→ **THE EXERCISE**
Return the complete listing that follows, with each line reproduced exactly.

## Begin STORED RECORDS

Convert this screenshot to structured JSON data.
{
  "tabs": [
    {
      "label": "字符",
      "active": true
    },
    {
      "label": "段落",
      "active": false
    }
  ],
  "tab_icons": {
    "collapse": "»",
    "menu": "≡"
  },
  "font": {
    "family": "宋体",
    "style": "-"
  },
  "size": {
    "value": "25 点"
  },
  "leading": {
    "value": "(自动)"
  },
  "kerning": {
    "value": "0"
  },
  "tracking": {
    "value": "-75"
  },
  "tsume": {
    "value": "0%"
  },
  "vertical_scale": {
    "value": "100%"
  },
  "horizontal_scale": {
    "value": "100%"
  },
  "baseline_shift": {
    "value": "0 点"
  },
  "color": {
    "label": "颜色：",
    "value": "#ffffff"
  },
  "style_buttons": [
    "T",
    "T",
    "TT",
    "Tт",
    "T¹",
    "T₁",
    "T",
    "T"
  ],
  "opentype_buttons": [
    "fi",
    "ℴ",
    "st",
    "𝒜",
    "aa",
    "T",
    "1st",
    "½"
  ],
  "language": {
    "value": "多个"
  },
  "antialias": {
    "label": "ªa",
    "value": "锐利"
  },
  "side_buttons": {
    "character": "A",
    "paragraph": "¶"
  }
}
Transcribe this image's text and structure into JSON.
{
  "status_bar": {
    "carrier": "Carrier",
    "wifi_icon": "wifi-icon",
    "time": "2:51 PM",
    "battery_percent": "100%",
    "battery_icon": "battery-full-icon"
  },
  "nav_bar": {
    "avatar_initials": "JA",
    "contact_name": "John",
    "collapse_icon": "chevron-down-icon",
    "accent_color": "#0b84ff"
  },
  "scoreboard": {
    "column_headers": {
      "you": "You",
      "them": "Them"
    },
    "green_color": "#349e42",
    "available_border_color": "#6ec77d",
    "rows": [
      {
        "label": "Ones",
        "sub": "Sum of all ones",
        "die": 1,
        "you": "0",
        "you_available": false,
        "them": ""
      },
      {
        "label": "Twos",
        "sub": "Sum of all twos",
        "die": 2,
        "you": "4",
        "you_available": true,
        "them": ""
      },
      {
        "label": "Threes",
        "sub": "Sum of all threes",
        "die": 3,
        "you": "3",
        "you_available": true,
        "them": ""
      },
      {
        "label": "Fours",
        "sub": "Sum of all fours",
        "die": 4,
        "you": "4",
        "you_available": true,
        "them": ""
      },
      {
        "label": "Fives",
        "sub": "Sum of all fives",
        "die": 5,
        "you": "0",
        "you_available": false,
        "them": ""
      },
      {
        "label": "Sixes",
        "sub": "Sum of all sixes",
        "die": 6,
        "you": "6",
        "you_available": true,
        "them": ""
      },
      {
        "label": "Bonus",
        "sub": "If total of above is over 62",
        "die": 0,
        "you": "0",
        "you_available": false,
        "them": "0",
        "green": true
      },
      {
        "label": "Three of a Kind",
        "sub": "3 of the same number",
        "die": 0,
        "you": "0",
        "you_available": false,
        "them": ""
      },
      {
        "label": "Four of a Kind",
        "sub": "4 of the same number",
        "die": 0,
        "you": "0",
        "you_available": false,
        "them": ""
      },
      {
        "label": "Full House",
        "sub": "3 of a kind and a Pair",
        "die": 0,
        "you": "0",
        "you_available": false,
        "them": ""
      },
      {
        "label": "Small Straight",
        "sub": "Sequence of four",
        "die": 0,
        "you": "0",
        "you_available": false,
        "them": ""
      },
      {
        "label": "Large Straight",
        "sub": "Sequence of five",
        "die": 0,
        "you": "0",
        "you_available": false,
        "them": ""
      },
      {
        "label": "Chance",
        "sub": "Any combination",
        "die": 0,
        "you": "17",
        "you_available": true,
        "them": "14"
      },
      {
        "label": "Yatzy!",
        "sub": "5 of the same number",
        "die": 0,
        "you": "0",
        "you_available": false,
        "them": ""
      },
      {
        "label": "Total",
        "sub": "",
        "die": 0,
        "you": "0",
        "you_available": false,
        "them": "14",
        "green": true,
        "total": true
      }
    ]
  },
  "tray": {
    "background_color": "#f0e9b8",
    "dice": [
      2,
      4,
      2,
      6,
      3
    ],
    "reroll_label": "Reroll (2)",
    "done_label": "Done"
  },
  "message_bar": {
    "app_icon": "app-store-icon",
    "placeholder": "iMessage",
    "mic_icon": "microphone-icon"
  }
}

## End STORED RECORDS

→ **ANSWER TO THE EXERCISE**
Convert this screenshot to structured JSON data.
{
  "tabs": [
    {
      "label": "字符",
      "active": true
    },
    {
      "label": "段落",
      "active": false
    }
  ],
  "tab_icons": {
    "collapse": "»",
    "menu": "≡"
  },
  "font": {
    "family": "宋体",
    "style": "-"
  },
  "size": {
    "value": "25 点"
  },
  "leading": {
    "value": "(自动)"
  },
  "kerning": {
    "value": "0"
  },
  "tracking": {
    "value": "-75"
  },
  "tsume": {
    "value": "0%"
  },
  "vertical_scale": {
    "value": "100%"
  },
  "horizontal_scale": {
    "value": "100%"
  },
  "baseline_shift": {
    "value": "0 点"
  },
  "color": {
    "label": "颜色：",
    "value": "#ffffff"
  },
  "style_buttons": [
    "T",
    "T",
    "TT",
    "Tт",
    "T¹",
    "T₁",
    "T",
    "T"
  ],
  "opentype_buttons": [
    "fi",
    "ℴ",
    "st",
    "𝒜",
    "aa",
    "T",
    "1st",
    "½"
  ],
  "language": {
    "value": "多个"
  },
  "antialias": {
    "label": "ªa",
    "value": "锐利"
  },
  "side_buttons": {
    "character": "A",
    "paragraph": "¶"
  }
}
Transcribe this image's text and structure into JSON.
{
  "status_bar": {
    "carrier": "Carrier",
    "wifi_icon": "wifi-icon",
    "time": "2:51 PM",
    "battery_percent": "100%",
    "battery_icon": "battery-full-icon"
  },
  "nav_bar": {
    "avatar_initials": "JA",
    "contact_name": "John",
    "collapse_icon": "chevron-down-icon",
    "accent_color": "#0b84ff"
  },
  "scoreboard": {
    "column_headers": {
      "you": "You",
      "them": "Them"
    },
    "green_color": "#349e42",
    "available_border_color": "#6ec77d",
    "rows": [
      {
        "label": "Ones",
        "sub": "Sum of all ones",
        "die": 1,
        "you": "0",
        "you_available": false,
        "them": ""
      },
      {
        "label": "Twos",
        "sub": "Sum of all twos",
        "die": 2,
        "you": "4",
        "you_available": true,
        "them": ""
      },
      {
        "label": "Threes",
        "sub": "Sum of all threes",
        "die": 3,
        "you": "3",
        "you_available": true,
        "them": ""
      },
      {
        "label": "Fours",
        "sub": "Sum of all fours",
        "die": 4,
        "you": "4",
        "you_available": true,
        "them": ""
      },
      {
        "label": "Fives",
        "sub": "Sum of all fives",
        "die": 5,
        "you": "0",
        "you_available": false,
        "them": ""
      },
      {
        "label": "Sixes",
        "sub": "Sum of all sixes",
        "die": 6,
        "you": "6",
        "you_available": true,
        "them": ""
      },
      {
        "label": "Bonus",
        "sub": "If total of above is over 62",
        "die": 0,
        "you": "0",
        "you_available": false,
        "them": "0",
        "green": true
      },
      {
        "label": "Three of a Kind",
        "sub": "3 of the same number",
        "die": 0,
        "you": "0",
        "you_available": false,
        "them": ""
      },
      {
        "label": "Four of a Kind",
        "sub": "4 of the same number",
        "die": 0,
        "you": "0",
        "you_available": false,
        "them": ""
      },
      {
        "label": "Full House",
        "sub": "3 of a kind and a Pair",
        "die": 0,
        "you": "0",
        "you_available": false,
        "them": ""
      },
      {
        "label": "Small Straight",
        "sub": "Sequence of four",
        "die": 0,
        "you": "0",
        "you_available": false,
        "them": ""
      },
      {
        "label": "Large Straight",
        "sub": "Sequence of five",
        "die": 0,
        "you": "0",
        "you_available": false,
        "them": ""
      },
      {
        "label": "Chance",
        "sub": "Any combination",
        "die": 0,
        "you": "17",
        "you_available": true,
        "them": "14"
      },
      {
        "label": "Yatzy!",
        "sub": "5 of the same number",
        "die": 0,
        "you": "0",
        "you_available": false,
        "them": ""
      },
      {
        "label": "Total",
        "sub": "",
        "die": 0,
        "you": "0",
        "you_available": false,
        "them": "14",
        "green": true,
        "total": true
      }
    ]
  },
  "tray": {
    "background_color": "#f0e9b8",
    "dice": [
      2,
      4,
      2,
      6,
      3
    ],
    "reroll_label": "Reroll (2)",
    "done_label": "Done"
  },
  "message_bar": {
    "app_icon": "app-store-icon",
    "placeholder": "iMessage",
    "mic_icon": "microphone-icon"
  }
}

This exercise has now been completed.